Written request> The data below is to be returned in full and exactly.

━━ Data for processing ━━

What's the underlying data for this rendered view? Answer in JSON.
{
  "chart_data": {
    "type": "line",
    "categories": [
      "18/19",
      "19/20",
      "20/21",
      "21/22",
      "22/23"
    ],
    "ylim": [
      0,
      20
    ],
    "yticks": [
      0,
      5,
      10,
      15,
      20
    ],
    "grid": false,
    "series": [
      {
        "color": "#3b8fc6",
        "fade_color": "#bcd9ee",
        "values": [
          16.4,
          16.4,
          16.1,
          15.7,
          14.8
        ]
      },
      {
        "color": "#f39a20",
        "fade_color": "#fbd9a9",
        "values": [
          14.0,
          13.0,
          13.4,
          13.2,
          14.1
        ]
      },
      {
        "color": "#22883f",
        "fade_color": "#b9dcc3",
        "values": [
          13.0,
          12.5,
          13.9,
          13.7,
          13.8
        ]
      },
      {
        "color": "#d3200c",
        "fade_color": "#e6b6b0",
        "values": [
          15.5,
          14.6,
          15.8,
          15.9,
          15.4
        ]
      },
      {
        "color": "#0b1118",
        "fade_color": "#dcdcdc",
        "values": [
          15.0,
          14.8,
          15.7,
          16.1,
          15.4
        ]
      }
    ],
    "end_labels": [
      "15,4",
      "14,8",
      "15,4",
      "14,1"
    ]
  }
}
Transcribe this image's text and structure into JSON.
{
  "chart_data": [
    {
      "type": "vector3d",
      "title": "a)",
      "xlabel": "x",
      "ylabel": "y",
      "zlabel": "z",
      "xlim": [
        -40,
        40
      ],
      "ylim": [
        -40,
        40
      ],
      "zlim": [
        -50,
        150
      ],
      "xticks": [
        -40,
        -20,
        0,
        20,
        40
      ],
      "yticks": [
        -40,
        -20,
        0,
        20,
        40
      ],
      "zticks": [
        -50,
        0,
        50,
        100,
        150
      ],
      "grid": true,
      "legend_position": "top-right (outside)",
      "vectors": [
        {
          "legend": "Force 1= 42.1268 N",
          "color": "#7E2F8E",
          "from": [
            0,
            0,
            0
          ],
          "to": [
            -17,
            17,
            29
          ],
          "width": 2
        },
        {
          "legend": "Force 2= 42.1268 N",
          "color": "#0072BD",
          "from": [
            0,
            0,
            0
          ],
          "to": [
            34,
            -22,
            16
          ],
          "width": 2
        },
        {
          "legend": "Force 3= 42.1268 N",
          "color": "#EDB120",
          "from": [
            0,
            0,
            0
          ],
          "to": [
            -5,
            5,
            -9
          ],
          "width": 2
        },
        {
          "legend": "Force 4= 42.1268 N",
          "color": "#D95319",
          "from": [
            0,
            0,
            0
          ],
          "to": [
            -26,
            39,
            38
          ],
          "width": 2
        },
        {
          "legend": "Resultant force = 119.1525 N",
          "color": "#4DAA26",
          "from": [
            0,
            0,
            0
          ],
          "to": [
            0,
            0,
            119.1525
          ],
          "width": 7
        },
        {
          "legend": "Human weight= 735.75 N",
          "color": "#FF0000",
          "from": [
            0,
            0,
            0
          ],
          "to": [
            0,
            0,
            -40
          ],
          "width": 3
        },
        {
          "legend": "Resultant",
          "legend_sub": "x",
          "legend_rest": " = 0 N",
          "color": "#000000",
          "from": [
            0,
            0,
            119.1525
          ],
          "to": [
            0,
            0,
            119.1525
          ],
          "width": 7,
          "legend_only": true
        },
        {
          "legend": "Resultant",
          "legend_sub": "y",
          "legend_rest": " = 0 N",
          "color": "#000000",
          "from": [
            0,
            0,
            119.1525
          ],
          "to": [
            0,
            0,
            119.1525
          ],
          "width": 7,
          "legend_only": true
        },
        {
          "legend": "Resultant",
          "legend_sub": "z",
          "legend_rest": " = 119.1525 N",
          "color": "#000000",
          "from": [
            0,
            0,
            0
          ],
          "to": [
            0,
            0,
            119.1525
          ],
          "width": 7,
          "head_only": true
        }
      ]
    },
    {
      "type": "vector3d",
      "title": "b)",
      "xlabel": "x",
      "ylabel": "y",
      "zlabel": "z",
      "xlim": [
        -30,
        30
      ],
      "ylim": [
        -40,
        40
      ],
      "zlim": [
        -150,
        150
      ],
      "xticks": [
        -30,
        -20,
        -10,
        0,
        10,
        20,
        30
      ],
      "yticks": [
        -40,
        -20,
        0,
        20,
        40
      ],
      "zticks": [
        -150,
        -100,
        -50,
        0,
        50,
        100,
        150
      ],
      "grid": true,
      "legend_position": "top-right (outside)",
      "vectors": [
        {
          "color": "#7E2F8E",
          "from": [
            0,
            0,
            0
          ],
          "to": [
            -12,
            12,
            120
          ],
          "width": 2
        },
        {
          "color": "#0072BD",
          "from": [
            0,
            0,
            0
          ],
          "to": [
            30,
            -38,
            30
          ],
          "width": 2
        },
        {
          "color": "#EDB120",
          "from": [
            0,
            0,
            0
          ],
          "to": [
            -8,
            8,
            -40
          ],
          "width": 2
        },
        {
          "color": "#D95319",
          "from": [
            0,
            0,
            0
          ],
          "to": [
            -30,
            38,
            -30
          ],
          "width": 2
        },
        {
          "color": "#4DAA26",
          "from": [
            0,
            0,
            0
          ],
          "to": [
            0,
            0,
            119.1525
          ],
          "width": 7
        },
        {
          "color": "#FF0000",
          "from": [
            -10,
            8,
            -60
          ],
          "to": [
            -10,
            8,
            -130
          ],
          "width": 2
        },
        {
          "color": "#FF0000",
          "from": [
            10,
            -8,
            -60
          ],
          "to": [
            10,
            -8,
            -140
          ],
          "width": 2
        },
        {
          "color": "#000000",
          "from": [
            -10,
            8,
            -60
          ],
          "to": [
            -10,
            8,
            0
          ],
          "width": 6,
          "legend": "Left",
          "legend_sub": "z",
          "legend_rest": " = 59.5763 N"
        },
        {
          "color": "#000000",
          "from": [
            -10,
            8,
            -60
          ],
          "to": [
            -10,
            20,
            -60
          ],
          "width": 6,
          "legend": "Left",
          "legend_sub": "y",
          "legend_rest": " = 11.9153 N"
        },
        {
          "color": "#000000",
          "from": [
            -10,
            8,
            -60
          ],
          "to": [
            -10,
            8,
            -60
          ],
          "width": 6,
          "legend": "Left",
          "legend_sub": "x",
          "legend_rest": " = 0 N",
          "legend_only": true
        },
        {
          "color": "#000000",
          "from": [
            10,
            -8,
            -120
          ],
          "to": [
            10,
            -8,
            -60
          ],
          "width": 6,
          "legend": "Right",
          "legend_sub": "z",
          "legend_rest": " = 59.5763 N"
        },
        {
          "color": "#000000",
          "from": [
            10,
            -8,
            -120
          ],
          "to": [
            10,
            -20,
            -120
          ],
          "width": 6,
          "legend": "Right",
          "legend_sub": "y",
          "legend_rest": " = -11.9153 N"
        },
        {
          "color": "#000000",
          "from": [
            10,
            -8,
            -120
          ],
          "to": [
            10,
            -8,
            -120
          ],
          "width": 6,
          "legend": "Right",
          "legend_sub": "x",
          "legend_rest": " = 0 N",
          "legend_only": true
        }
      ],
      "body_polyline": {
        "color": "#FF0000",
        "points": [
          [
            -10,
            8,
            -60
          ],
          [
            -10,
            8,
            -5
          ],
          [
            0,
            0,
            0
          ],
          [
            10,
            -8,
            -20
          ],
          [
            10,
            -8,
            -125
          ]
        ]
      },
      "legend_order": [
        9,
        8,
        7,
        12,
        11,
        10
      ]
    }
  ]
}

━━━

Exercise response>
What's the underlying data for this rendered view? Answer in JSON.
{
  "chart_data": {
    "type": "line",
    "categories": [
      "18/19",
      "19/20",
      "20/21",
      "21/22",
      "22/23"
    ],
    "ylim": [
      0,
      20
    ],
    "yticks": [
      0,
      5,
      10,
      15,
      20
    ],
    "grid": false,
    "series": [
      {
        "color": "#3b8fc6",
        "fade_color": "#bcd9ee",
        "values": [
          16.4,
          16.4,
          16.1,
          15.7,
          14.8
        ]
      },
      {
        "color": "#f39a20",
        "fade_color": "#fbd9a9",
        "values": [
          14.0,
          13.0,
          13.4,
          13.2,
          14.1
        ]
      },
      {
        "color": "#22883f",
        "fade_color": "#b9dcc3",
        "values": [
          13.0,
          12.5,
          13.9,
          13.7,
          13.8
        ]
      },
      {
        "color": "#d3200c",
        "fade_color": "#e6b6b0",
        "values": [
          15.5,
          14.6,
          15.8,
          15.9,
          15.4
        ]
      },
      {
        "color": "#0b1118",
        "fade_color": "#dcdcdc",
        "values": [
          15.0,
          14.8,
          15.7,
          16.1,
          15.4
        ]
      }
    ],
    "end_labels": [
      "15,4",
      "14,8",
      "15,4",
      "14,1"
    ]
  }
}
Transcribe this image's text and structure into JSON.
{
  "chart_data": [
    {
      "type": "vector3d",
      "title": "a)",
      "xlabel": "x",
      "ylabel": "y",
      "zlabel": "z",
      "xlim": [
        -40,
        40
      ],
      "ylim": [
        -40,
        40
      ],
      "zlim": [
        -50,
        150
      ],
      "xticks": [
        -40,
        -20,
        0,
        20,
        40
      ],
      "yticks": [
        -40,
        -20,
        0,
        20,
        40
      ],
      "zticks": [
        -50,
        0,
        50,
        100,
        150
      ],
      "grid": true,
      "legend_position": "top-right (outside)",
      "vectors": [
        {
          "legend": "Force 1= 42.1268 N",
          "color": "#7E2F8E",
          "from": [
            0,
            0,
            0
          ],
          "to": [
            -17,
            17,
            29
          ],
          "width": 2
        },
        {
          "legend": "Force 2= 42.1268 N",
          "color": "#0072BD",
          "from": [
            0,
            0,
            0
          ],
          "to": [
            34,
            -22,
            16
          ],
          "width": 2
        },
        {
          "legend": "Force 3= 42.1268 N",
          "color": "#EDB120",
          "from": [
            0,
            0,
            0
          ],
          "to": [
            -5,
            5,
            -9
          ],
          "width": 2
        },
        {
          "legend": "Force 4= 42.1268 N",
          "color": "#D95319",
          "from": [
            0,
            0,
            0
          ],
          "to": [
            -26,
            39,
            38
          ],
          "width": 2
        },
        {
          "legend": "Resultant force = 119.1525 N",
          "color": "#4DAA26",
          "from": [
            0,
            0,
            0
          ],
          "to": [
            0,
            0,
            119.1525
          ],
          "width": 7
        },
        {
          "legend": "Human weight= 735.75 N",
          "color": "#FF0000",
          "from": [
            0,
            0,
            0
          ],
          "to": [
            0,
            0,
            -40
          ],
          "width": 3
        },
        {
          "legend": "Resultant",
          "legend_sub": "x",
          "legend_rest": " = 0 N",
          "color": "#000000",
          "from": [
            0,
            0,
            119.1525
          ],
          "to": [
            0,
            0,
            119.1525
          ],
          "width": 7,
          "legend_only": true
        },
        {
          "legend": "Resultant",
          "legend_sub": "y",
          "legend_rest": " = 0 N",
          "color": "#000000",
          "from": [
            0,
            0,
            119.1525
          ],
          "to": [
            0,
            0,
            119.1525
          ],
          "width": 7,
          "legend_only": true
        },
        {
          "legend": "Resultant",
          "legend_sub": "z",
          "legend_rest": " = 119.1525 N",
          "color": "#000000",
          "from": [
            0,
            0,
            0
          ],
          "to": [
            0,
            0,
            119.1525
          ],
          "width": 7,
          "head_only": true
        }
      ]
    },
    {
      "type": "vector3d",
      "title": "b)",
      "xlabel": "x",
      "ylabel": "y",
      "zlabel": "z",
      "xlim": [
        -30,
        30
      ],
      "ylim": [
        -40,
        40
      ],
      "zlim": [
        -150,
        150
      ],
      "xticks": [
        -30,
        -20,
        -10,
        0,
        10,
        20,
        30
      ],
      "yticks": [
        -40,
        -20,
        0,
        20,
        40
      ],
      "zticks": [
        -150,
        -100,
        -50,
        0,
        50,
        100,
        150
      ],
      "grid": true,
      "legend_position": "top-right (outside)",
      "vectors": [
        {
          "color": "#7E2F8E",
          "from": [
            0,
            0,
            0
          ],
          "to": [
            -12,
            12,
            120
          ],
          "width": 2
        },
        {
          "color": "#0072BD",
          "from": [
            0,
            0,
            0
          ],
          "to": [
            30,
            -38,
            30
          ],
          "width": 2
        },
        {
          "color": "#EDB120",
          "from": [
            0,
            0,
            0
          ],
          "to": [
            -8,
            8,
            -40
          ],
          "width": 2
        },
        {
          "color": "#D95319",
          "from": [
            0,
            0,
            0
          ],
          "to": [
            -30,
            38,
            -30
          ],
          "width": 2
        },
        {
          "color": "#4DAA26",
          "from": [
            0,
            0,
            0
          ],
          "to": [
            0,
            0,
            119.1525
          ],
          "width": 7
        },
        {
          "color": "#FF0000",
          "from": [
            -10,
            8,
            -60
          ],
          "to": [
            -10,
            8,
            -130
          ],
          "width": 2
        },
        {
          "color": "#FF0000",
          "from": [
            10,
            -8,
            -60
          ],
          "to": [
            10,
            -8,
            -140
          ],
          "width": 2
        },
        {
          "color": "#000000",
          "from": [
            -10,
            8,
            -60
          ],
          "to": [
            -10,
            8,
            0
          ],
          "width": 6,
          "legend": "Left",
          "legend_sub": "z",
          "legend_rest": " = 59.5763 N"
        },
        {
          "color": "#000000",
          "from": [
            -10,
            8,
            -60
          ],
          "to": [
            -10,
            20,
            -60
          ],
          "width": 6,
          "legend": "Left",
          "legend_sub": "y",
          "legend_rest": " = 11.9153 N"
        },
        {
          "color": "#000000",
          "from": [
            -10,
            8,
            -60
          ],
          "to": [
            -10,
            8,
            -60
          ],
          "width": 6,
          "legend": "Left",
          "legend_sub": "x",
          "legend_rest": " = 0 N",
          "legend_only": true
        },
        {
          "color": "#000000",
          "from": [
            10,
            -8,
            -120
          ],
          "to": [
            10,
            -8,
            -60
          ],
          "width": 6,
          "legend": "Right",
          "legend_sub": "z",
          "legend_rest": " = 59.5763 N"
        },
        {
          "color": "#000000",
          "from": [
            10,
            -8,
            -120
          ],
          "to": [
            10,
            -20,
            -120
          ],
          "width": 6,
          "legend": "Right",
          "legend_sub": "y",
          "legend_rest": " = -11.9153 N"
        },
        {
          "color": "#000000",
          "from": [
            10,
            -8,
            -120
          ],
          "to": [
            10,
            -8,
            -120
          ],
          "width": 6,
          "legend": "Right",
          "legend_sub": "x",
          "legend_rest": " = 0 N",
          "legend_only": true
        }
      ],
      "body_polyline": {
        "color": "#FF0000",
        "points": [
          [
            -10,
            8,
            -60
          ],
          [
            -10,
            8,
            -5
          ],
          [
            0,
            0,
            0
          ],
          [
            10,
            -8,
            -20
          ],
          [
            10,
            -8,
            -125
          ]
        ]
      },
      "legend_order": [
        9,
        8,
        7,
        12,
        11,
        10
      ]
    }
  ]
}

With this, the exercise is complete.